Short problem: Repeat the records word for word, excluding any picture.

------------

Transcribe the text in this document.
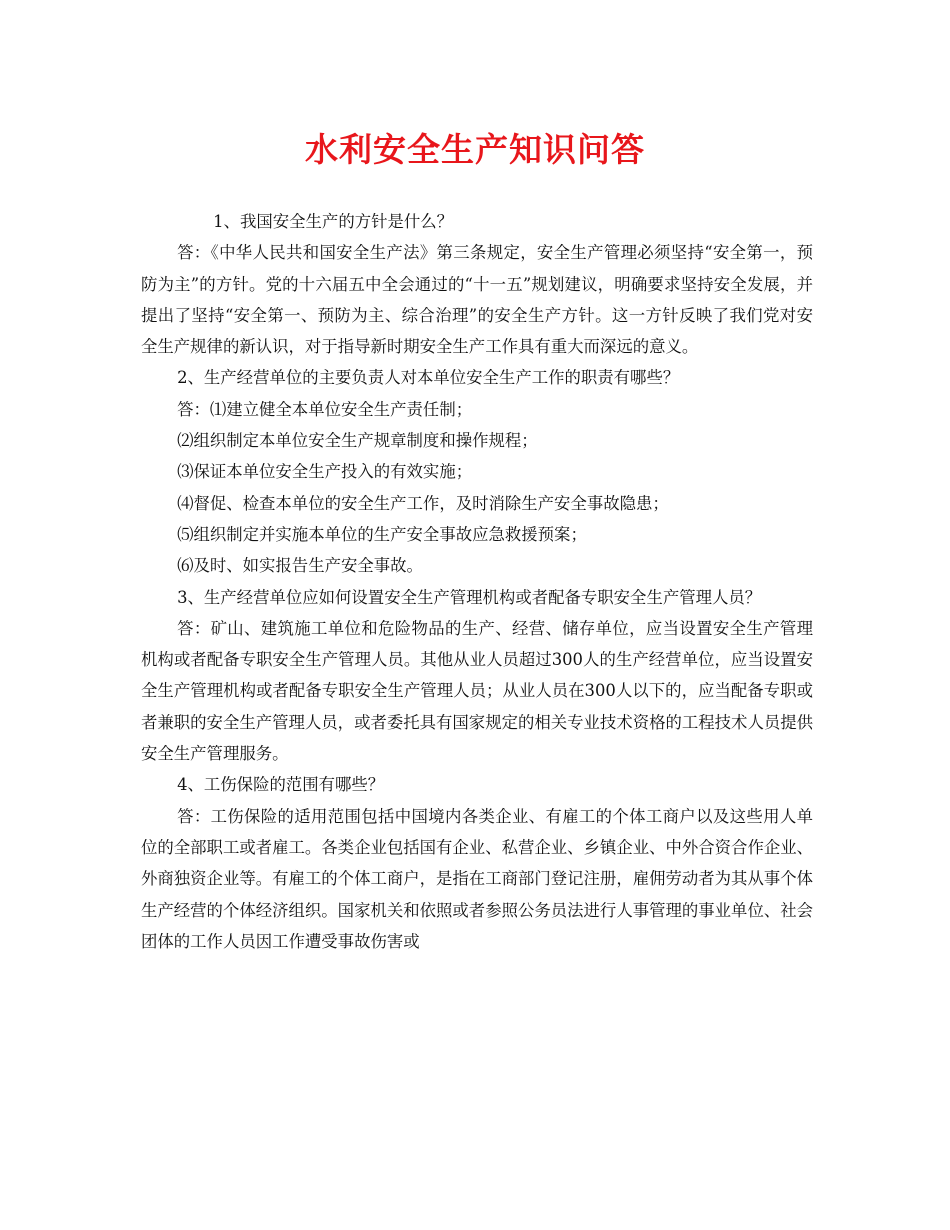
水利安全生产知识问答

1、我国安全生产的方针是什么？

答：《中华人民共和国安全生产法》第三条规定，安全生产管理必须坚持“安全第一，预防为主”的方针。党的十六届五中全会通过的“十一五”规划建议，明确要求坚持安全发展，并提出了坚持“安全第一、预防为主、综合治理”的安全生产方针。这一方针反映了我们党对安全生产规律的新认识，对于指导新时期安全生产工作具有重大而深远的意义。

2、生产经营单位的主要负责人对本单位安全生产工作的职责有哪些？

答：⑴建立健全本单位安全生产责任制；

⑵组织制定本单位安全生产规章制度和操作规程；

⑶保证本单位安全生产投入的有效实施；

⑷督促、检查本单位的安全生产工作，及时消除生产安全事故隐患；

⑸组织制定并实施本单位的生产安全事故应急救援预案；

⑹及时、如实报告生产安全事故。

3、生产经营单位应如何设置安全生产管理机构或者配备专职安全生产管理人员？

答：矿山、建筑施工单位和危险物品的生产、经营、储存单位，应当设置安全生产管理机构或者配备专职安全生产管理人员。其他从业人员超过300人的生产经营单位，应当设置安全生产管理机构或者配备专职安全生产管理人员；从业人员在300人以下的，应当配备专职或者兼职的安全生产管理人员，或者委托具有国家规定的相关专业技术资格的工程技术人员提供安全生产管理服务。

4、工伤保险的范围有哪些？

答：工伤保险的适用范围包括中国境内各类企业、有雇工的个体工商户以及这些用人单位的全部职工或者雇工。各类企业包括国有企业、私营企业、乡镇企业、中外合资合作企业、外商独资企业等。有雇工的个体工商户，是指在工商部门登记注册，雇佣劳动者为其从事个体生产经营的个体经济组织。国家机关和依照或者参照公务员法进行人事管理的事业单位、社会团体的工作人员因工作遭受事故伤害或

------------

Finished answer:
Transcribe the text in this document.
水利安全生产知识问答

1、我国安全生产的方针是什么？

答：《中华人民共和国安全生产法》第三条规定，安全生产管理必须坚持“安全第一，预防为主”的方针。党的十六届五中全会通过的“十一五”规划建议，明确要求坚持安全发展，并提出了坚持“安全第一、预防为主、综合治理”的安全生产方针。这一方针反映了我们党对安全生产规律的新认识，对于指导新时期安全生产工作具有重大而深远的意义。

2、生产经营单位的主要负责人对本单位安全生产工作的职责有哪些？

答：⑴建立健全本单位安全生产责任制；

⑵组织制定本单位安全生产规章制度和操作规程；

⑶保证本单位安全生产投入的有效实施；

⑷督促、检查本单位的安全生产工作，及时消除生产安全事故隐患；

⑸组织制定并实施本单位的生产安全事故应急救援预案；

⑹及时、如实报告生产安全事故。

3、生产经营单位应如何设置安全生产管理机构或者配备专职安全生产管理人员？

答：矿山、建筑施工单位和危险物品的生产、经营、储存单位，应当设置安全生产管理机构或者配备专职安全生产管理人员。其他从业人员超过300人的生产经营单位，应当设置安全生产管理机构或者配备专职安全生产管理人员；从业人员在300人以下的，应当配备专职或者兼职的安全生产管理人员，或者委托具有国家规定的相关专业技术资格的工程技术人员提供安全生产管理服务。

4、工伤保险的范围有哪些？

答：工伤保险的适用范围包括中国境内各类企业、有雇工的个体工商户以及这些用人单位的全部职工或者雇工。各类企业包括国有企业、私营企业、乡镇企业、中外合资合作企业、外商独资企业等。有雇工的个体工商户，是指在工商部门登记注册，雇佣劳动者为其从事个体生产经营的个体经济组织。国家机关和依照或者参照公务员法进行人事管理的事业单位、社会团体的工作人员因工作遭受事故伤害或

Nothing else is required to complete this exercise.